++++ Records supplied
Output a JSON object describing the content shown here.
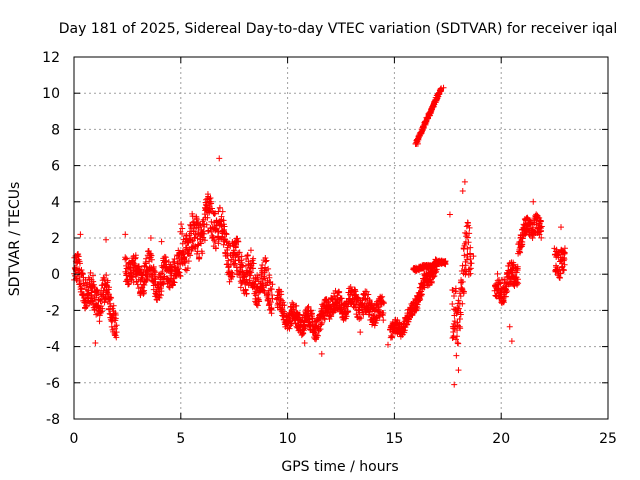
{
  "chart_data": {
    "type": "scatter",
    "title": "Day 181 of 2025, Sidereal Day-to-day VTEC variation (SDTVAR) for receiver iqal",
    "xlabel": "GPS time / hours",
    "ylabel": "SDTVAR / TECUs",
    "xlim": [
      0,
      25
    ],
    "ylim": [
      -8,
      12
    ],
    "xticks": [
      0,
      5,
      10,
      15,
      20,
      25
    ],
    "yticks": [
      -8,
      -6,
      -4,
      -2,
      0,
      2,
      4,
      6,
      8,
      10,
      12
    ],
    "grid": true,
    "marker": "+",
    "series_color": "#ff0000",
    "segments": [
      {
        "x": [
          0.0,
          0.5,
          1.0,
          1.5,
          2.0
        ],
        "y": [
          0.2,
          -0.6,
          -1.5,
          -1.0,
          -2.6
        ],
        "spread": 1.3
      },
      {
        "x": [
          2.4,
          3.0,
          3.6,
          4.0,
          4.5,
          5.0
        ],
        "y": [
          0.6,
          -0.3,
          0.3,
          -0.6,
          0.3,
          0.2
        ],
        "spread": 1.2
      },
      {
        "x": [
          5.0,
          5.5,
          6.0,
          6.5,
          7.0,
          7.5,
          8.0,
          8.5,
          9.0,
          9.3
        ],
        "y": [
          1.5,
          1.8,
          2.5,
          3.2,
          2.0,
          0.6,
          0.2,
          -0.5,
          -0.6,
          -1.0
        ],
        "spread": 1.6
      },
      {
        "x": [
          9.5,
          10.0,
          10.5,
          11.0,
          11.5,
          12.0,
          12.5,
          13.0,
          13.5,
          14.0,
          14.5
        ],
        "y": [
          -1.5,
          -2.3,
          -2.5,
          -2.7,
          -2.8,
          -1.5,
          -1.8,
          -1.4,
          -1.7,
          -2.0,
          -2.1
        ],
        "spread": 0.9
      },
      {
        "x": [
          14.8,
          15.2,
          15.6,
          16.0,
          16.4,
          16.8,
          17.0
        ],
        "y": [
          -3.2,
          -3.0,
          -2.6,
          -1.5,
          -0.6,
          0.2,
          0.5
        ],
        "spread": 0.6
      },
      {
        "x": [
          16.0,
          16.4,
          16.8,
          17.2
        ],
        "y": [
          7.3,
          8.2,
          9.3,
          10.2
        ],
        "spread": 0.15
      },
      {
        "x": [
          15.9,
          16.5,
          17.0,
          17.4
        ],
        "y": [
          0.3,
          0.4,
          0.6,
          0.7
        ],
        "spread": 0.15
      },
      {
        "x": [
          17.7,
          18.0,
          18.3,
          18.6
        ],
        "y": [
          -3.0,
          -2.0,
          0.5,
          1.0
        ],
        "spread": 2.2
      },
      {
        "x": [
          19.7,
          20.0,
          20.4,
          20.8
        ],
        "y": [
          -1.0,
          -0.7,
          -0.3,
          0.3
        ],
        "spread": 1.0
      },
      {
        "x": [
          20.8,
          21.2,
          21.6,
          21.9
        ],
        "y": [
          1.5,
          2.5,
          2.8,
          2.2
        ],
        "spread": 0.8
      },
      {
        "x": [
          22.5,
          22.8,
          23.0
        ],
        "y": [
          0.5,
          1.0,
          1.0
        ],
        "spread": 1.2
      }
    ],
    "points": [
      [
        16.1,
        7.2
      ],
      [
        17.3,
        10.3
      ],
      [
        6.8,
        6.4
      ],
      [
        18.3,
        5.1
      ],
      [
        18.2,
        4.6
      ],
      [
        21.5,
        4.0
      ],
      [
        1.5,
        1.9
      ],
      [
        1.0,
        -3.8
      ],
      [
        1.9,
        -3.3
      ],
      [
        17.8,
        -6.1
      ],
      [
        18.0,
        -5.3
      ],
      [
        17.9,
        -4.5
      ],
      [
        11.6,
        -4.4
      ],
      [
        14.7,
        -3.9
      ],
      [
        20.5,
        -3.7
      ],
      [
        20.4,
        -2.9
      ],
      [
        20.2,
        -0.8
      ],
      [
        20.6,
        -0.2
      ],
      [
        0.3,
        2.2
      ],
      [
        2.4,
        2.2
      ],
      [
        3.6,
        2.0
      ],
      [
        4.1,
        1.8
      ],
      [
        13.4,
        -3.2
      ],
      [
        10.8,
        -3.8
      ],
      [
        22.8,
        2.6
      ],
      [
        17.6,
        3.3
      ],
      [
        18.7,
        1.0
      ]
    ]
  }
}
++++++++
++++ Records supplied
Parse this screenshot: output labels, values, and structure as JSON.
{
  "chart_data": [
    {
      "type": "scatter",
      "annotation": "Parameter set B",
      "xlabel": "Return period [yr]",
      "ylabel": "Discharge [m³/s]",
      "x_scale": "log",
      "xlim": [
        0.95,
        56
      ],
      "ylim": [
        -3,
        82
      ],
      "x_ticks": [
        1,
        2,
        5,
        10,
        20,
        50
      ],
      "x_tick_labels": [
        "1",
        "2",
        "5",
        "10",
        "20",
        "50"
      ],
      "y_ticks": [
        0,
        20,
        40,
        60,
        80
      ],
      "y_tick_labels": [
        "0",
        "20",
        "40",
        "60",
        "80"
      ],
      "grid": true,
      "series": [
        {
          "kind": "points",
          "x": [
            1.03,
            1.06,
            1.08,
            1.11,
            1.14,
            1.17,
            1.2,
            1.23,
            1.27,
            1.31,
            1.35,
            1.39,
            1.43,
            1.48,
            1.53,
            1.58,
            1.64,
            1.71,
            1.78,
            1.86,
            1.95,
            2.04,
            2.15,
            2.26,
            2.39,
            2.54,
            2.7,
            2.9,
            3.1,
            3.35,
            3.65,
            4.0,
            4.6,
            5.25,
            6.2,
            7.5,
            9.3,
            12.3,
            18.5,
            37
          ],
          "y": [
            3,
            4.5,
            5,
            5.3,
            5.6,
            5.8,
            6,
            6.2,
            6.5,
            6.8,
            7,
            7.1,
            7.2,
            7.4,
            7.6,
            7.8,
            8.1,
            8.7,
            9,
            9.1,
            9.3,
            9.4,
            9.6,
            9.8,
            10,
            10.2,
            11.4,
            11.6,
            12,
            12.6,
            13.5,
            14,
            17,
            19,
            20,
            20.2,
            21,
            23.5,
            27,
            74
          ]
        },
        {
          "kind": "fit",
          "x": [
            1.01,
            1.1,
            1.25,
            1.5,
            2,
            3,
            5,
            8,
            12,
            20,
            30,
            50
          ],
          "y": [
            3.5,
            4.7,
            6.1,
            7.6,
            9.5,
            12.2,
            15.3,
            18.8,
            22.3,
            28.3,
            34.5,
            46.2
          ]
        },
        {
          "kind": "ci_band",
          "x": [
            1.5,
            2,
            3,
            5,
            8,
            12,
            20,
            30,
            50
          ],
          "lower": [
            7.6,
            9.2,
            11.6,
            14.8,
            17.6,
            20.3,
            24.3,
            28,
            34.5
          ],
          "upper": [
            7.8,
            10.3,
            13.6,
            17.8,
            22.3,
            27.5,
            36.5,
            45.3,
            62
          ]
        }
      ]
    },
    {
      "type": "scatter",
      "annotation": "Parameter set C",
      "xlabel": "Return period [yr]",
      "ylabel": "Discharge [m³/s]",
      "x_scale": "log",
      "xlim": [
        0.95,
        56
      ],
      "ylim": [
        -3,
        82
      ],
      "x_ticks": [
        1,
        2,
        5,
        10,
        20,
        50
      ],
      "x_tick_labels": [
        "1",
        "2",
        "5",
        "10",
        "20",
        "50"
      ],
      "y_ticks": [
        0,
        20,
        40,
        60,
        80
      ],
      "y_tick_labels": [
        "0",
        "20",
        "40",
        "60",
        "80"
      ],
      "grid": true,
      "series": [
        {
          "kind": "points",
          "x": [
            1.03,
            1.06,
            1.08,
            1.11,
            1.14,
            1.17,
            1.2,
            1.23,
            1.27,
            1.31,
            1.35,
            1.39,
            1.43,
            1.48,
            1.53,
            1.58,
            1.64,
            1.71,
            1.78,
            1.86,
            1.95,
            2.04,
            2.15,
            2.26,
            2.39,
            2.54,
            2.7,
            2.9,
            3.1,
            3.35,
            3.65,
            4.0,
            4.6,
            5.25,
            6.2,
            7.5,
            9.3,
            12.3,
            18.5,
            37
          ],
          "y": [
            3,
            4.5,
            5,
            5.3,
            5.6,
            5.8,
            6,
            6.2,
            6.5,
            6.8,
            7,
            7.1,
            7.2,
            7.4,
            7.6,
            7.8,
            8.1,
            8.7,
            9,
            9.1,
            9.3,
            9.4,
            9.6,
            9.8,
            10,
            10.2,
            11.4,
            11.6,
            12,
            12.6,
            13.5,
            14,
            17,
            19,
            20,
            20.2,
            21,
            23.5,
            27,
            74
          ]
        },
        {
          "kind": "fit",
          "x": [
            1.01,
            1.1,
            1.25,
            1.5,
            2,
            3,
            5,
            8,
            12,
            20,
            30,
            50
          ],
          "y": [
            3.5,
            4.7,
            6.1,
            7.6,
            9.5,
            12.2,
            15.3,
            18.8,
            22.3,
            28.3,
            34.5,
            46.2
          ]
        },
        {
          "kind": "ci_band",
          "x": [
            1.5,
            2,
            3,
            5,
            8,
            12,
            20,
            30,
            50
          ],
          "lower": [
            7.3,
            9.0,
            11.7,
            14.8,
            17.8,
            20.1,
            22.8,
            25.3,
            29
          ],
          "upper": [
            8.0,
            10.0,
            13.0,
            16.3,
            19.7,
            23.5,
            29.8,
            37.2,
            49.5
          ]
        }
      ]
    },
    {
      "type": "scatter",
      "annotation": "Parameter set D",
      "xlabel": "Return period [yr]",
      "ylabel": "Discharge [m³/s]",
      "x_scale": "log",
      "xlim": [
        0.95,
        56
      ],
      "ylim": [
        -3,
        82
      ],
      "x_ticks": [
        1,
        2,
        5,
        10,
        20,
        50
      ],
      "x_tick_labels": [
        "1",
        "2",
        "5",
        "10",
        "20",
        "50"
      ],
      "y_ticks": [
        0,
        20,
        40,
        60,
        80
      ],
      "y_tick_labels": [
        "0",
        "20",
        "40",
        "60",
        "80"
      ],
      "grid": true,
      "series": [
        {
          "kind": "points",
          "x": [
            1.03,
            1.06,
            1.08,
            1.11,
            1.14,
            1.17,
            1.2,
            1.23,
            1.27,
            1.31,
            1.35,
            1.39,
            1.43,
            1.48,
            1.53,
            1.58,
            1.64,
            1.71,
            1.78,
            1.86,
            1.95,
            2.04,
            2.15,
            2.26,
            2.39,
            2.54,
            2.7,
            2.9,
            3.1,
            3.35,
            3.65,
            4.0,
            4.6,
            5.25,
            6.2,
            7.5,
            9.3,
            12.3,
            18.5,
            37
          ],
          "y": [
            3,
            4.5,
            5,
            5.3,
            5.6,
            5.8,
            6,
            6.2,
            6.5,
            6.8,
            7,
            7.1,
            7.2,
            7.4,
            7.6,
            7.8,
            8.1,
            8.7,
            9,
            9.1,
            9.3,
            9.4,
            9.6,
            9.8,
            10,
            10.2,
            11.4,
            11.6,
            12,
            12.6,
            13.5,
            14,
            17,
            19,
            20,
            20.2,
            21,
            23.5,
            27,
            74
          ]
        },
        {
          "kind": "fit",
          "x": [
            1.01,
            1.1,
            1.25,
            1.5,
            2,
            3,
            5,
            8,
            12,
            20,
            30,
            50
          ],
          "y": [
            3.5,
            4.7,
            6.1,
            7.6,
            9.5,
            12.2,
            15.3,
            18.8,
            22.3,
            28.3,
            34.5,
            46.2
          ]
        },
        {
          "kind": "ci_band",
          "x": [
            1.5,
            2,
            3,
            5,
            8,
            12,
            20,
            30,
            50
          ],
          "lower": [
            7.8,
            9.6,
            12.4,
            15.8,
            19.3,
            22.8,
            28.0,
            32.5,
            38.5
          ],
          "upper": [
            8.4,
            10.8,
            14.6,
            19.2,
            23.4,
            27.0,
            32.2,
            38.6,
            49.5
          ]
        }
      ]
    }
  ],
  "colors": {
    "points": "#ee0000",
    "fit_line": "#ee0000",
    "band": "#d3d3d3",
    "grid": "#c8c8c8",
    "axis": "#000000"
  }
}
++++++++
• _What you will do_
Report only how many lines in the records contain the word "SDTVAR".

• _Completed exercise_
2